**Written task A:** Return the passage of the 1985 Chevy Fleetside thread between "How do I know" and "in glove box?", inclusive, copied word for word.
**Written task B:** Extend the 1985 Chevy Fleetside thread onward from its final post.

**Excerpted passage:**
..........
# 1985 Chevy Fleetside need info?



## mvpco (Mar 13, 2001)

I have a 1985 Chevy Fleetside 8 ft bed, Std Cab, 4.3L 262 V6, Auto, A/C, PS, etc.
VIN# 1GCDC14N7FF334620

The Fender Emblems are missing and Dash Emblem is missing,.

How do I know what Model/Option I have:
is it a C10, Custom, Custom Deluxe, Cheyenne, etc

This is driving me crazy.
do I call the 800-222-1020 and ask with the vin #, to decode the Option Code in glove box?

Jeff Smith
Pensacola, FL 
850-475-9838


----------



## 2401 (Feb 3, 2001)

The 800 number you refer to may be your best bet to decipher your option codes - assuming, of course, that the glove box & therefore the option code decal are the original ones - mine aren't due to all the changes/swaps I've done to my truck over the years.
..........
**Rows:**

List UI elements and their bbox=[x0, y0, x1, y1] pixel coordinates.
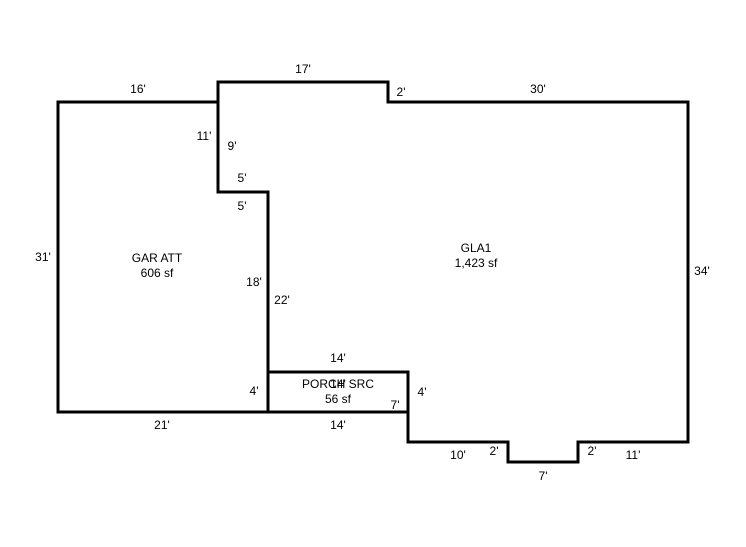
..........
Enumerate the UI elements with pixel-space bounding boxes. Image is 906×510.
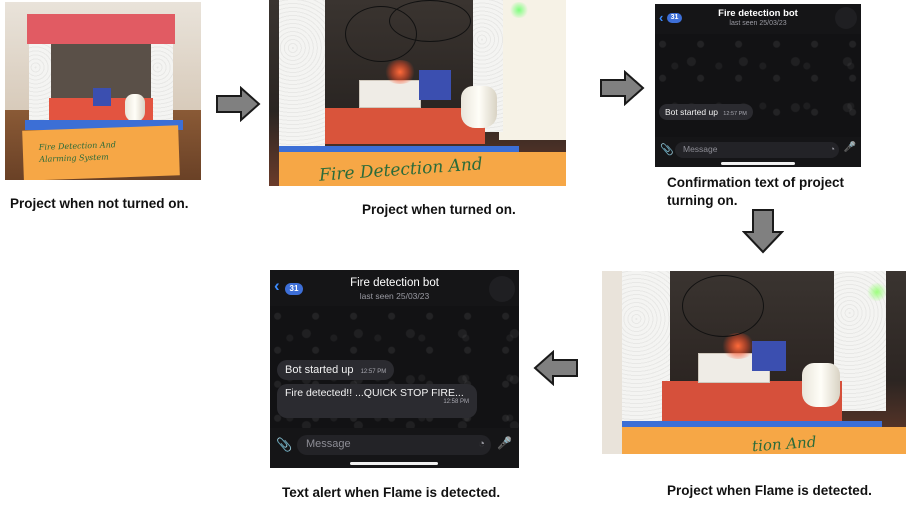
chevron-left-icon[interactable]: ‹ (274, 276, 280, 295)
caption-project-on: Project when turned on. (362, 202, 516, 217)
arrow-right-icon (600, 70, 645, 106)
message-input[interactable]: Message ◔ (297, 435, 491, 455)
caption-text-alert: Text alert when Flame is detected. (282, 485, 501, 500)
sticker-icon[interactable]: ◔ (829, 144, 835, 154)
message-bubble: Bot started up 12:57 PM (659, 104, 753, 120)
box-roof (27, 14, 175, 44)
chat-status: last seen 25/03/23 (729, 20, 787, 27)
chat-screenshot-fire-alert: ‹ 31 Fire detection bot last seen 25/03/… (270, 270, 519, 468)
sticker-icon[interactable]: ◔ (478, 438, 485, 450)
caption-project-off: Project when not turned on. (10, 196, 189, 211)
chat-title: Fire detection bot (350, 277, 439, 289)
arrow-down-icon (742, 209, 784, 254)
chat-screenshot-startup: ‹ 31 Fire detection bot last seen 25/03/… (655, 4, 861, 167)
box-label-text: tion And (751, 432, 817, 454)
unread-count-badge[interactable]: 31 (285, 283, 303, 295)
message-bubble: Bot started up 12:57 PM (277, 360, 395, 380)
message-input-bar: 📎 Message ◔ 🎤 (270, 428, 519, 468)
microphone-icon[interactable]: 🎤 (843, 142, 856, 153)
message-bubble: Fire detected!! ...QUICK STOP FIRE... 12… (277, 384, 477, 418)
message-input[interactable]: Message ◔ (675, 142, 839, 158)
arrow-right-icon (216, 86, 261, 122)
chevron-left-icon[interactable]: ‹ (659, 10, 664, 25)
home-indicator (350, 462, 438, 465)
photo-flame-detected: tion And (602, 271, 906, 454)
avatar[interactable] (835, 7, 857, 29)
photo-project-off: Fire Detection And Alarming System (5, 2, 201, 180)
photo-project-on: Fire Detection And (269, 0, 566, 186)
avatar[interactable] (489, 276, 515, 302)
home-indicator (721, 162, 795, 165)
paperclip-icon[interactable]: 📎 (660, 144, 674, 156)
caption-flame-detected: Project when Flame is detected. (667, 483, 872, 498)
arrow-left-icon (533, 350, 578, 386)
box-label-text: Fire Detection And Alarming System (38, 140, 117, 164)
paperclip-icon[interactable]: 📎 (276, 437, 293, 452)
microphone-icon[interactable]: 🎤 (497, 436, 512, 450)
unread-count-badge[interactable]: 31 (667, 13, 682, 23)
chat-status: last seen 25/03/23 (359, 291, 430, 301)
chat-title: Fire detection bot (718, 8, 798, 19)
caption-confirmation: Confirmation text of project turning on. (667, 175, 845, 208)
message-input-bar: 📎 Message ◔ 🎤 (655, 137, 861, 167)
..........
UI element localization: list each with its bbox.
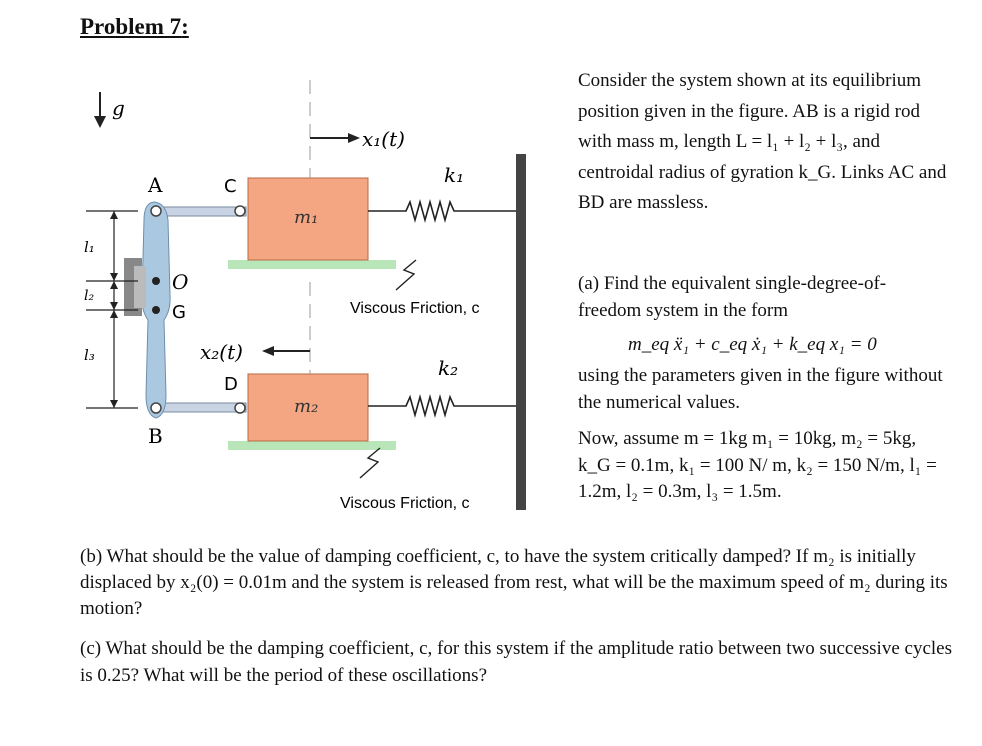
..........
**Task result A:**
How do I know what Model/Option I have:
is it a C10, Custom, Custom Deluxe, Cheyenne, etc

This is driving me crazy.
do I call the 800-222-1020 and ask with the vin #, to decode the Option Code in glove box?

**Task result B:**
One clue (assuming there haven't been a lot of the custom mods like mine has!) to the trim level (Custom Deluxe, Scottsdale etc) is the interior - does it have a headliner and the associated trim? The lower models came with your basic "tin box" roof treatment, the farther up the line you went the more trim pieces you got. I'm not sure just what the levels were and what interior trim they came with, I'm sure some of the other people out there will know.

[Edited by 75 on 03-13-2001 at 09:52 PM]


----------



## cat320 (Aug 25, 2000)

I had an '85 c10 5.0 4 barrel and the basic interior was custom delux. c10 means 2wd 1/2 ton and custom delux was the interior next up was the scottsdale then the siverardo if I remember right.


----------



## mvpco (Mar 13, 2001)

the option code is CC10903 and the trim package has a basic/no headliner, and the plastic around the gauges is black and outlined in painted silver, so is the plastic around the dash area above the glove box


----------



## 2401 (Feb 3, 2001)

mvpco - is there any interior trim on the windshield pillars at all? Or on the pillars behind the side window? If there is, I believe it may be a Scottsdale, if none at all it should be the Custom Deluxe. Did you have any luck with the 800 #?


----------



## mvpco (Mar 13, 2001)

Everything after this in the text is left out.